**QUOTED PASSAGE:**
┌──
(one exercise, many possibilities)
Whether teaching in person, online or a combination of both most instructors have fairly full schedules; it’s not uncommon to have 5 plus hours per day on a regular basis. And this can make innovative programming a challenge to maintain.
One of the more focused ways to think about client programming is to start with a challenging exercise and work your way down; that is, find the distinct strength patterns that are needed to access the movement and pull from other Pilates
exercises to make it happen. You’ll find that the hour can move quickly and be focused and fun for your clients.
Take a look at how we’ve pulled the thread on Kneeling Leg Pull on the Reformer Long Box with some contemporary Pilates exercises to help develop the awareness and strength to introduce the exercise into a client’s session
The off-centred position of the arms with the legs is what makes this exercise so challenging. There’s always a tendency to lean too far to one side or into too much hip flexion on the kneeling leg side.
So what are some ways to bring awareness and strength to the workout so that the end result for your client is a better connection to what we all know is a damn hard exercise?
└──
**STORED RECORDS:**
┌──
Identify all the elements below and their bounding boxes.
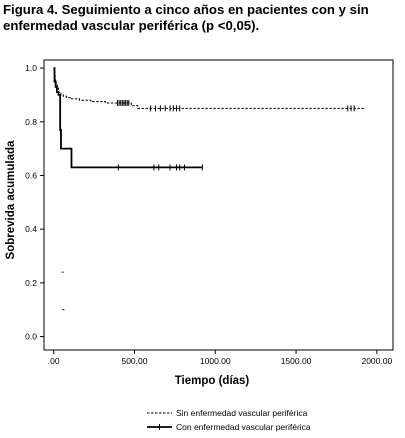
stray-mark: [61, 271, 64, 273]
y-tick-label: 0.6: [25, 170, 37, 180]
y-tick-label: 1.0: [25, 63, 37, 73]
y-tick-label: 0.8: [25, 117, 37, 127]
stray-mark: [62, 309, 65, 311]
x-tick-label: 2000.00: [361, 356, 392, 366]
y-tick-label: 0.0: [25, 332, 37, 342]
legend: Sin enfermedad vascular periférica Con en…: [147, 408, 311, 432]
y-tick-label: 0.2: [25, 278, 37, 288]
plot-frame: [43, 59, 394, 351]
x-tick-label: .00: [48, 356, 60, 366]
x-tick-label: 500.00: [121, 356, 147, 366]
series-layer: [53, 67, 364, 311]
series-line-con-evp: [53, 67, 203, 169]
y-axis-title: Sobrevida acumulada: [5, 140, 17, 259]
y-tick-label: 0.4: [25, 224, 37, 234]
x-tick-label: 1500.00: [281, 356, 312, 366]
legend-item-sin-evp: Sin enfermedad vascular periférica: [176, 408, 308, 418]
legend-item-con-evp: Con enfermedad vascular periférica: [176, 422, 311, 432]
y-axis: 0.0 0.2 0.4 0.6 0.8 1.0: [25, 63, 44, 342]
x-axis: .00 500.00 1000.00 1500.00 2000.00: [48, 350, 392, 366]
x-axis-title: Tiempo (días): [175, 375, 250, 387]
x-tick-label: 1000.00: [200, 356, 231, 366]
series-line-sin-evp: [53, 67, 364, 109]
figure-caption: Figura 4. Seguimiento a cinco años en pa…: [3, 2, 369, 33]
└──
**TASK INSTRUCTIONS:**
(a) List every teaching format that the Pilates programming text names.
(b) In the Pilates programming text, copy the passage starting with "(one exercise, many" and going on through "challenge to maintain.".

**WRITTEN RESPONSES:**
(a)
- In person
- Online
- A combination of both

(b)
(one exercise, many possibilities)
Whether teaching in person, online or a combination of both most instructors have fairly full schedules; it’s not uncommon to have 5 plus hours per day on a regular basis. And this can make innovative programming a challenge to maintain.